Data records –
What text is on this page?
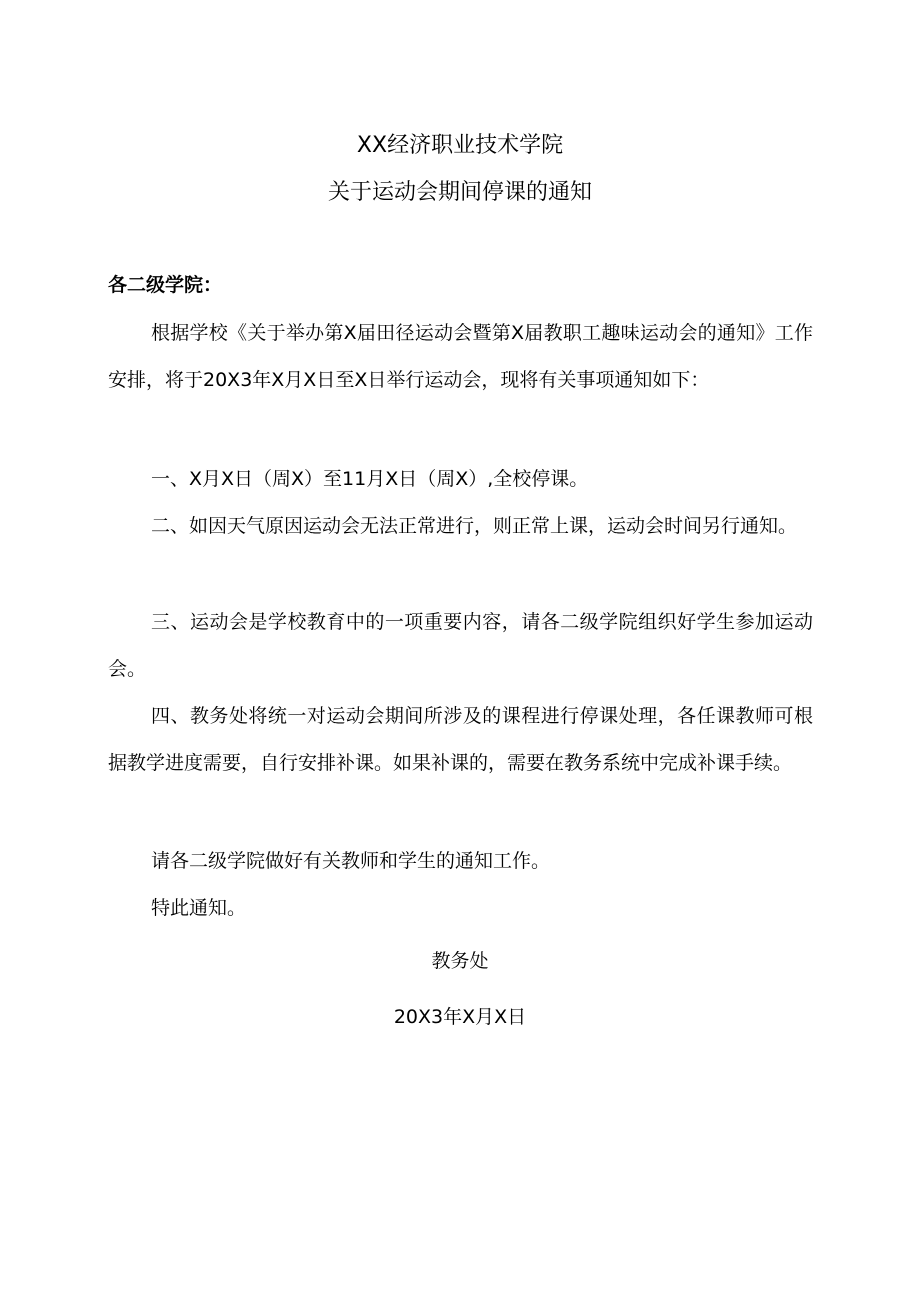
XX经济职业技术学院
关于运动会期间停课的通知
各二级学院：
根据学校《关于举办第X届田径运动会暨第X届教职工趣味运动会的通知》工作安排，将于20X3年X月X日至X日举行运动会，现将有关事项通知如下：
一、X月X日（周X）至11月X日（周X）,全校停课。
二、如因天气原因运动会无法正常进行，则正常上课，运动会时间另行通知。
三、运动会是学校教育中的一项重要内容，请各二级学院组织好学生参加运动会。
四、教务处将统一对运动会期间所涉及的课程进行停课处理，各任课教师可根据教学进度需要，自行安排补课。如果补课的，需要在教务系统中完成补课手续。
请各二级学院做好有关教师和学生的通知工作。
特此通知。
教务处
20X3年X月X日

Prompt –
Leave the images out, please, and restate each line word for word.

In response –
What text is on this page?
XX经济职业技术学院
关于运动会期间停课的通知
各二级学院：
根据学校《关于举办第X届田径运动会暨第X届教职工趣味运动会的通知》工作安排，将于20X3年X月X日至X日举行运动会，现将有关事项通知如下：
一、X月X日（周X）至11月X日（周X）,全校停课。
二、如因天气原因运动会无法正常进行，则正常上课，运动会时间另行通知。
三、运动会是学校教育中的一项重要内容，请各二级学院组织好学生参加运动会。
四、教务处将统一对运动会期间所涉及的课程进行停课处理，各任课教师可根据教学进度需要，自行安排补课。如果补课的，需要在教务系统中完成补课手续。
请各二级学院做好有关教师和学生的通知工作。
特此通知。
教务处
20X3年X月X日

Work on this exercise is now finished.